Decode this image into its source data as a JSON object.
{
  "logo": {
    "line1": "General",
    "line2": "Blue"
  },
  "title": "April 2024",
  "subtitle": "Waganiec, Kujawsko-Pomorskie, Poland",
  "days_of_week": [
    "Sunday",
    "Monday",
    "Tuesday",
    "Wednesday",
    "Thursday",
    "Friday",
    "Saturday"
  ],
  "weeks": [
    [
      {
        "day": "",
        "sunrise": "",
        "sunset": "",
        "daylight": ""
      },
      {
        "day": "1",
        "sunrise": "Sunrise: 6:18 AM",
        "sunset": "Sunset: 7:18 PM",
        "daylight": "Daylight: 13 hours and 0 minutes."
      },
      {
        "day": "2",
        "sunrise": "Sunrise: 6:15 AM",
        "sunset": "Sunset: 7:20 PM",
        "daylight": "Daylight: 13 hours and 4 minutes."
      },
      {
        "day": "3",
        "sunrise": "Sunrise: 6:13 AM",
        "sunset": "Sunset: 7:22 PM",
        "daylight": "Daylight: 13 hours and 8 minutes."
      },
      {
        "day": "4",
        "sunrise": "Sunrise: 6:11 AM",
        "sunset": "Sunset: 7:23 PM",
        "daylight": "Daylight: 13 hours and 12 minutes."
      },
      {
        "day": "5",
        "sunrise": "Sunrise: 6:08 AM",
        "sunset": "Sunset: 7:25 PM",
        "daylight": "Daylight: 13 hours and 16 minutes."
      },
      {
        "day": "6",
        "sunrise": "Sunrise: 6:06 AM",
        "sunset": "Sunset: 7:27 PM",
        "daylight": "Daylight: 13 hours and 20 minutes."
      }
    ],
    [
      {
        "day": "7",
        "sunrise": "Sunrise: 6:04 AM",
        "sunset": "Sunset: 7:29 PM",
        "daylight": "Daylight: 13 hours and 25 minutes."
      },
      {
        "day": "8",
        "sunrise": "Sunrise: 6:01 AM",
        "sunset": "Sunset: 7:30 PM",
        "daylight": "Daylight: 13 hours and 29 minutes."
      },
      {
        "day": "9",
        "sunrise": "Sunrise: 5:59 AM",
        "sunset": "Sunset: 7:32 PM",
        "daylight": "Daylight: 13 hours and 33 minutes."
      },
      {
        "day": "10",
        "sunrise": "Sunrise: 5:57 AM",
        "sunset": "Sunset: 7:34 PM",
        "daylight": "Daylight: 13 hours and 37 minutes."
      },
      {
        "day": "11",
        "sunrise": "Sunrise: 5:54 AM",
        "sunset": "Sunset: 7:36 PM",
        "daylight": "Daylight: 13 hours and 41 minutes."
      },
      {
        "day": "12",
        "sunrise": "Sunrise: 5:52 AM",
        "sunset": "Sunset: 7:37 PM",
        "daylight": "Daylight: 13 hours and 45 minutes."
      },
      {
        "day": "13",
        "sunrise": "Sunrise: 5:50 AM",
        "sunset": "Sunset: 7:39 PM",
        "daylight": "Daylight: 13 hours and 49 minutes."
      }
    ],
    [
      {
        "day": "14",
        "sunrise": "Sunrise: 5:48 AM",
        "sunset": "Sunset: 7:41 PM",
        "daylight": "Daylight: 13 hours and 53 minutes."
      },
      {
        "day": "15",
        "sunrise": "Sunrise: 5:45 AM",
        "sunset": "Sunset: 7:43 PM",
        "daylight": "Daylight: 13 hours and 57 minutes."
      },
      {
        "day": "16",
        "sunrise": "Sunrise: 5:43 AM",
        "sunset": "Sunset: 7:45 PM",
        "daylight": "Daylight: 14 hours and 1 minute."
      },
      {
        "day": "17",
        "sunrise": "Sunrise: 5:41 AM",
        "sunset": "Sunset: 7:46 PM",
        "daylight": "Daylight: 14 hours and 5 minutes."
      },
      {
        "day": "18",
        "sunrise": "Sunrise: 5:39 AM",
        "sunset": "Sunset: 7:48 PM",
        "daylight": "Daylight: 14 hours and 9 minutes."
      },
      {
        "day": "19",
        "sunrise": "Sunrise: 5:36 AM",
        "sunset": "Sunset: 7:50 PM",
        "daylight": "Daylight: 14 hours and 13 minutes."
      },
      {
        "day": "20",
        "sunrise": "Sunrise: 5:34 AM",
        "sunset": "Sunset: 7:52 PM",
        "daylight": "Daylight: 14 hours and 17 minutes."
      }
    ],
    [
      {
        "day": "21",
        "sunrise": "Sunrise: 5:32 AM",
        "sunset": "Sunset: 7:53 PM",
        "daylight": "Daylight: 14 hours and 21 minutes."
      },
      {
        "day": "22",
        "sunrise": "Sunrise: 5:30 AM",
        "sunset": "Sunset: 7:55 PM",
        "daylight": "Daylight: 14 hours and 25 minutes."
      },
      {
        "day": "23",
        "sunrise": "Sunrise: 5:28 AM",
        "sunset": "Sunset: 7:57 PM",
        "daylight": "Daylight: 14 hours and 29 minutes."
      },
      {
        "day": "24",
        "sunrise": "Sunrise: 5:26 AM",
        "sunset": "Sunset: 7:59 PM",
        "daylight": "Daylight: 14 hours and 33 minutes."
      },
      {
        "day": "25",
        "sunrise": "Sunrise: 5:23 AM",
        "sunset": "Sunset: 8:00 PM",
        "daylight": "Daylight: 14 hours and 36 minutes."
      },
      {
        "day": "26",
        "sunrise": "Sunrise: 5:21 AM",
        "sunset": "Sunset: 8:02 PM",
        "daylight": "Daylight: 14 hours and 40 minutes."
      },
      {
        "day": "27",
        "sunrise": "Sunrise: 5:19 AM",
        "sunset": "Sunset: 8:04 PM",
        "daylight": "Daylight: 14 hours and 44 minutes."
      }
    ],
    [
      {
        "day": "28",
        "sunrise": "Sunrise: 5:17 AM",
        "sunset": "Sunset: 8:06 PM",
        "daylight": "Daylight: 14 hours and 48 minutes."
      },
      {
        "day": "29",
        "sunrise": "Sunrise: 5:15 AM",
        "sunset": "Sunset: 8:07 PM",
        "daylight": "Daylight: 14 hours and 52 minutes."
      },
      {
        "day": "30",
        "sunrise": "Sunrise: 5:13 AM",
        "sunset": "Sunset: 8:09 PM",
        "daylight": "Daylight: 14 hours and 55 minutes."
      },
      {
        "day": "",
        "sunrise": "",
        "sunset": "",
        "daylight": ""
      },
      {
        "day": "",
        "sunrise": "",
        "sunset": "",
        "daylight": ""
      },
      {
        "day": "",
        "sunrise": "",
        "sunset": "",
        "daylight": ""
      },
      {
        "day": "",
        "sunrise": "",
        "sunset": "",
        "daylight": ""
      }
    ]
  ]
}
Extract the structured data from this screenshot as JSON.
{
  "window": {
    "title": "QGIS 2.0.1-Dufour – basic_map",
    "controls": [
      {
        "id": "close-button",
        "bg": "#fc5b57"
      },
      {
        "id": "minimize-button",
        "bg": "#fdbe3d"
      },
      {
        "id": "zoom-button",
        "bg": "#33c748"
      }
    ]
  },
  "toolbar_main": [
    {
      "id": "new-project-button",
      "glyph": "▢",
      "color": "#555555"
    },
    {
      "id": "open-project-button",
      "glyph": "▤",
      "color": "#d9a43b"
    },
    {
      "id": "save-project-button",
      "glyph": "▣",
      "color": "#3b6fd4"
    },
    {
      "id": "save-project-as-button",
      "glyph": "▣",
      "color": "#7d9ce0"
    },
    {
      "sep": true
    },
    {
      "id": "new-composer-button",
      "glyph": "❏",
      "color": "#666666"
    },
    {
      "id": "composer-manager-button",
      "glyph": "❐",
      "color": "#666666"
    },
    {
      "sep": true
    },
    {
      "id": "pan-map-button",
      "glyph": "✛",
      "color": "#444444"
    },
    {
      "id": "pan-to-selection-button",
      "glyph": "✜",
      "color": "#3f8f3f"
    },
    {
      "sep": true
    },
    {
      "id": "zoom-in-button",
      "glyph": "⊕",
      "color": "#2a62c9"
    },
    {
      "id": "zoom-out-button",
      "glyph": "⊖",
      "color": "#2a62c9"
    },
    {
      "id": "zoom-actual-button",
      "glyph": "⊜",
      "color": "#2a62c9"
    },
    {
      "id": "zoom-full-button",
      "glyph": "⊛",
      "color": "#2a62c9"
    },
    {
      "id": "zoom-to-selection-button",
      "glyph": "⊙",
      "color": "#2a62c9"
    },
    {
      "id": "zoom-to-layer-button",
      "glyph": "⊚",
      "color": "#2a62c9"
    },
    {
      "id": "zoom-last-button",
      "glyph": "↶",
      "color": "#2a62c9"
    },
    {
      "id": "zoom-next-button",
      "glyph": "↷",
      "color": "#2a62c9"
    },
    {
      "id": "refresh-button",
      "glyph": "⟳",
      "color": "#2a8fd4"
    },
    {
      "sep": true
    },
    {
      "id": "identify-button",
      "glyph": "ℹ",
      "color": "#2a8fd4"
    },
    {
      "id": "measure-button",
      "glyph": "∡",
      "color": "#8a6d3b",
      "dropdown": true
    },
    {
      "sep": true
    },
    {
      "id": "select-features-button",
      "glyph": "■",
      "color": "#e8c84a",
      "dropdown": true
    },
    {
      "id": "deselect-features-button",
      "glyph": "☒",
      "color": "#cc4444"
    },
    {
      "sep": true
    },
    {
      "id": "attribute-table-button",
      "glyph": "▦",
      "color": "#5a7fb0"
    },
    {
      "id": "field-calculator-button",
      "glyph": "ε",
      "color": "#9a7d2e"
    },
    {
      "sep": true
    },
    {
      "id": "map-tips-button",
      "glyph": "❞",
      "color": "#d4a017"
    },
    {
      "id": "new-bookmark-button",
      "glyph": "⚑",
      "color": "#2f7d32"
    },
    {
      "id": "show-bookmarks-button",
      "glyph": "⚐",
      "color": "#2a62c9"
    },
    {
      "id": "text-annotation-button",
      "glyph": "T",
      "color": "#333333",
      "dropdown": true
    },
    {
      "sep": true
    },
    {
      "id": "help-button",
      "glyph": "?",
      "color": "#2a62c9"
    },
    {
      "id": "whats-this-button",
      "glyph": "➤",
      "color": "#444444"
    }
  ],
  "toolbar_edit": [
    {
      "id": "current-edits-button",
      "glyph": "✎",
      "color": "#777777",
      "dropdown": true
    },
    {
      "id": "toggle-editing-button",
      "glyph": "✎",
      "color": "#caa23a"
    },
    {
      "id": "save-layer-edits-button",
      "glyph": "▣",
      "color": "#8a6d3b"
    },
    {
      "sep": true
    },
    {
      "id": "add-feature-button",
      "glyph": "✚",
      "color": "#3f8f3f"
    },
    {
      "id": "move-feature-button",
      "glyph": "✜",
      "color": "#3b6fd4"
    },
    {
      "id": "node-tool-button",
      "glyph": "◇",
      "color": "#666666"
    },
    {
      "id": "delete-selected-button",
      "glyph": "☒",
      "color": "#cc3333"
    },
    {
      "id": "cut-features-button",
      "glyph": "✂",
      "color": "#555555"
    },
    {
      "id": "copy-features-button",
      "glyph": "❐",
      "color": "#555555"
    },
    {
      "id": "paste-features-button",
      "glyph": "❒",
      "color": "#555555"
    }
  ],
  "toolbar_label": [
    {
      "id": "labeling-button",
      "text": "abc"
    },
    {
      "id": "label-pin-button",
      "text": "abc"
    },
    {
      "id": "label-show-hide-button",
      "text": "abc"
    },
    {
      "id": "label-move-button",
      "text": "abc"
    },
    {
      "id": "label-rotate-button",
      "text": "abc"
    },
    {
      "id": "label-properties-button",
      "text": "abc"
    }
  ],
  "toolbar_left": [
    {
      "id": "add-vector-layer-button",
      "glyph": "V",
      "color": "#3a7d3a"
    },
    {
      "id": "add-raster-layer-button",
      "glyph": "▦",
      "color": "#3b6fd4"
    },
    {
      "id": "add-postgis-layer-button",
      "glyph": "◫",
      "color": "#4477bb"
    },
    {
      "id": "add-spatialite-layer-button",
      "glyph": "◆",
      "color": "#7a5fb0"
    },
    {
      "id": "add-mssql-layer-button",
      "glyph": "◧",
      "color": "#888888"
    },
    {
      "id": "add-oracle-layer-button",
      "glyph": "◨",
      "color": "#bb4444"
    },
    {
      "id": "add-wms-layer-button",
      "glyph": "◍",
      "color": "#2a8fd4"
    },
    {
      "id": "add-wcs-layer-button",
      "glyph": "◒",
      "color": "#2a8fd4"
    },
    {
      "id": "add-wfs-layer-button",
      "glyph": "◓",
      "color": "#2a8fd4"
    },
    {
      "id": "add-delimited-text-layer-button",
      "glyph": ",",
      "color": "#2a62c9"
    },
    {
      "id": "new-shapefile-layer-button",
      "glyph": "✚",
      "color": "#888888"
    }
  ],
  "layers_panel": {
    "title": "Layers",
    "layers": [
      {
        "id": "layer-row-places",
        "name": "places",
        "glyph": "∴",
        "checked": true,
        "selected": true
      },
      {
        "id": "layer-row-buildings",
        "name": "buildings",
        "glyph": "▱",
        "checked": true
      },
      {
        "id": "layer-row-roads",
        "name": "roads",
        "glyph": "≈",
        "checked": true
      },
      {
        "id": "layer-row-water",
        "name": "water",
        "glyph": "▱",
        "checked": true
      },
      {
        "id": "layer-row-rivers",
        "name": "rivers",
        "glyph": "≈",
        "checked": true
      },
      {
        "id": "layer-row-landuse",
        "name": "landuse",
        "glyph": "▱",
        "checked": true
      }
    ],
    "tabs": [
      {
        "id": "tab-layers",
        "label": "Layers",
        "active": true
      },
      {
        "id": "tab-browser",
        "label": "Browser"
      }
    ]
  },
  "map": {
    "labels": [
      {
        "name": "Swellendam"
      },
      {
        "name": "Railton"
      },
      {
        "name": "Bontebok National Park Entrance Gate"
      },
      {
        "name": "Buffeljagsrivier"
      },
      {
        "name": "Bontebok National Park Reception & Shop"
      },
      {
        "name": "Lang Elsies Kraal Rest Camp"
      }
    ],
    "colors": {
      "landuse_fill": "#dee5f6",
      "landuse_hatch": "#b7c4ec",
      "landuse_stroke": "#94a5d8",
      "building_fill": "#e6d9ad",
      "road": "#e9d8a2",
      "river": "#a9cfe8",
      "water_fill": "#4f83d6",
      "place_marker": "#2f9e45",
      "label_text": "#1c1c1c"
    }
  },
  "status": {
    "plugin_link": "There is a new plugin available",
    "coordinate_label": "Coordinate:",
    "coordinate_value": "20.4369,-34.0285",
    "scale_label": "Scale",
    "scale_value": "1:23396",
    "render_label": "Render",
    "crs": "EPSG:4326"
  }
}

■ ■ ■ ■

### [THE REQUEST]
Scan the lines above for "edits", then copy every one that has it.

### [TASK OUTPUT]
      "id": "current-edits-button",
      "id": "save-layer-edits-button",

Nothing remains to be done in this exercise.